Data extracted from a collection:
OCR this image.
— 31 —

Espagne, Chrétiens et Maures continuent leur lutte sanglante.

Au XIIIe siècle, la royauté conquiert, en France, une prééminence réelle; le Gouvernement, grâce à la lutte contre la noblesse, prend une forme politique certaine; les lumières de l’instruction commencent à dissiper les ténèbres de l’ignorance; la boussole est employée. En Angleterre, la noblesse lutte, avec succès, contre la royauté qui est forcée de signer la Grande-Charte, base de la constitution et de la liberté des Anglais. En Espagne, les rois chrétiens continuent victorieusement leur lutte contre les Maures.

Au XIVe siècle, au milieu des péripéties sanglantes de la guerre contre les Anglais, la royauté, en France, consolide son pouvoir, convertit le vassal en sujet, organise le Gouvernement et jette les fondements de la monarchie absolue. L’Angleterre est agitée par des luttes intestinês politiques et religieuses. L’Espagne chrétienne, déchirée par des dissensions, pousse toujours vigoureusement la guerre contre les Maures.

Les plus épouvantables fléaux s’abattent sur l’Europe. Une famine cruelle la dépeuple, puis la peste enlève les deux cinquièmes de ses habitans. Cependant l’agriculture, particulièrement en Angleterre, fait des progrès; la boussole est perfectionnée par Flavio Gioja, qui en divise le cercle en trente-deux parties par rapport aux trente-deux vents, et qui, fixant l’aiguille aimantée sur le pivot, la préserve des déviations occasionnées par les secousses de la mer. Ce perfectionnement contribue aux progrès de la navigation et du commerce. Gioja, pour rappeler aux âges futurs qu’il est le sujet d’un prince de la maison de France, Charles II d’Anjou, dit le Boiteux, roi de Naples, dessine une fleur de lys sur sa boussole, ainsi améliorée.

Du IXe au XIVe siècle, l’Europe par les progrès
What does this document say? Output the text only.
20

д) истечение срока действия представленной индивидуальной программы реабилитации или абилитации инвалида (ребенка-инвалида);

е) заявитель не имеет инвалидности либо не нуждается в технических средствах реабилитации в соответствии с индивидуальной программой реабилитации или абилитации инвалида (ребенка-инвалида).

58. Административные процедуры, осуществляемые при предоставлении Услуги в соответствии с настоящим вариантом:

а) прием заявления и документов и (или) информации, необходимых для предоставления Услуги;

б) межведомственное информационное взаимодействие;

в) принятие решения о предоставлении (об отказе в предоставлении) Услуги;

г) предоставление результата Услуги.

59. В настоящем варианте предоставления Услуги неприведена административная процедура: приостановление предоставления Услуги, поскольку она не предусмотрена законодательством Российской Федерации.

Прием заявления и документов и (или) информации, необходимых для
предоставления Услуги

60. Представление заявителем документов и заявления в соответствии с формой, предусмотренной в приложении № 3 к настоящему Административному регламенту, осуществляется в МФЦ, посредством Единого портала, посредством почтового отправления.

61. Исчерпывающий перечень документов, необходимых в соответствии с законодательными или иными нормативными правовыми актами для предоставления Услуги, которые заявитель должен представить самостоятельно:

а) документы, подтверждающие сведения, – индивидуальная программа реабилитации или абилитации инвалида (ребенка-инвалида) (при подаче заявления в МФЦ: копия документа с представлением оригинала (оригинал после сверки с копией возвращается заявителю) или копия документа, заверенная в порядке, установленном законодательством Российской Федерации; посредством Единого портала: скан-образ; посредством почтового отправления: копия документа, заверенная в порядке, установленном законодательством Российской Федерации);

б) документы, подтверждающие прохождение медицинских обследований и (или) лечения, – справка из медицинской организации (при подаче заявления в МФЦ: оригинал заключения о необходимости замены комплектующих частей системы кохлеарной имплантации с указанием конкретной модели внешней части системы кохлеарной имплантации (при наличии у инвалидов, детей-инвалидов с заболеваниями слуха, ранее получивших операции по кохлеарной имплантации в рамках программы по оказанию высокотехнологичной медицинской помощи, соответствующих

Short exercise
Reproduce every line above without error.

Complete answer
OCR this image.
— 31 —

Espagne, Chrétiens et Maures continuent leur lutte sanglante.

Au XIIIe siècle, la royauté conquiert, en France, une prééminence réelle; le Gouvernement, grâce à la lutte contre la noblesse, prend une forme politique certaine; les lumières de l’instruction commencent à dissiper les ténèbres de l’ignorance; la boussole est employée. En Angleterre, la noblesse lutte, avec succès, contre la royauté qui est forcée de signer la Grande-Charte, base de la constitution et de la liberté des Anglais. En Espagne, les rois chrétiens continuent victorieusement leur lutte contre les Maures.

Au XIVe siècle, au milieu des péripéties sanglantes de la guerre contre les Anglais, la royauté, en France, consolide son pouvoir, convertit le vassal en sujet, organise le Gouvernement et jette les fondements de la monarchie absolue. L’Angleterre est agitée par des luttes intestinês politiques et religieuses. L’Espagne chrétienne, déchirée par des dissensions, pousse toujours vigoureusement la guerre contre les Maures.

Les plus épouvantables fléaux s’abattent sur l’Europe. Une famine cruelle la dépeuple, puis la peste enlève les deux cinquièmes de ses habitans. Cependant l’agriculture, particulièrement en Angleterre, fait des progrès; la boussole est perfectionnée par Flavio Gioja, qui en divise le cercle en trente-deux parties par rapport aux trente-deux vents, et qui, fixant l’aiguille aimantée sur le pivot, la préserve des déviations occasionnées par les secousses de la mer. Ce perfectionnement contribue aux progrès de la navigation et du commerce. Gioja, pour rappeler aux âges futurs qu’il est le sujet d’un prince de la maison de France, Charles II d’Anjou, dit le Boiteux, roi de Naples, dessine une fleur de lys sur sa boussole, ainsi améliorée.

Du IXe au XIVe siècle, l’Europe par les progrès
What does this document say? Output the text only.
20

д) истечение срока действия представленной индивидуальной программы реабилитации или абилитации инвалида (ребенка-инвалида);

е) заявитель не имеет инвалидности либо не нуждается в технических средствах реабилитации в соответствии с индивидуальной программой реабилитации или абилитации инвалида (ребенка-инвалида).

58. Административные процедуры, осуществляемые при предоставлении Услуги в соответствии с настоящим вариантом:

а) прием заявления и документов и (или) информации, необходимых для предоставления Услуги;

б) межведомственное информационное взаимодействие;

в) принятие решения о предоставлении (об отказе в предоставлении) Услуги;

г) предоставление результата Услуги.

59. В настоящем варианте предоставления Услуги неприведена административная процедура: приостановление предоставления Услуги, поскольку она не предусмотрена законодательством Российской Федерации.

Прием заявления и документов и (или) информации, необходимых для
предоставления Услуги

60. Представление заявителем документов и заявления в соответствии с формой, предусмотренной в приложении № 3 к настоящему Административному регламенту, осуществляется в МФЦ, посредством Единого портала, посредством почтового отправления.

61. Исчерпывающий перечень документов, необходимых в соответствии с законодательными или иными нормативными правовыми актами для предоставления Услуги, которые заявитель должен представить самостоятельно:

а) документы, подтверждающие сведения, – индивидуальная программа реабилитации или абилитации инвалида (ребенка-инвалида) (при подаче заявления в МФЦ: копия документа с представлением оригинала (оригинал после сверки с копией возвращается заявителю) или копия документа, заверенная в порядке, установленном законодательством Российской Федерации; посредством Единого портала: скан-образ; посредством почтового отправления: копия документа, заверенная в порядке, установленном законодательством Российской Федерации);

б) документы, подтверждающие прохождение медицинских обследований и (или) лечения, – справка из медицинской организации (при подаче заявления в МФЦ: оригинал заключения о необходимости замены комплектующих частей системы кохлеарной имплантации с указанием конкретной модели внешней части системы кохлеарной имплантации (при наличии у инвалидов, детей-инвалидов с заболеваниями слуха, ранее получивших операции по кохлеарной имплантации в рамках программы по оказанию высокотехнологичной медицинской помощи, соответствующих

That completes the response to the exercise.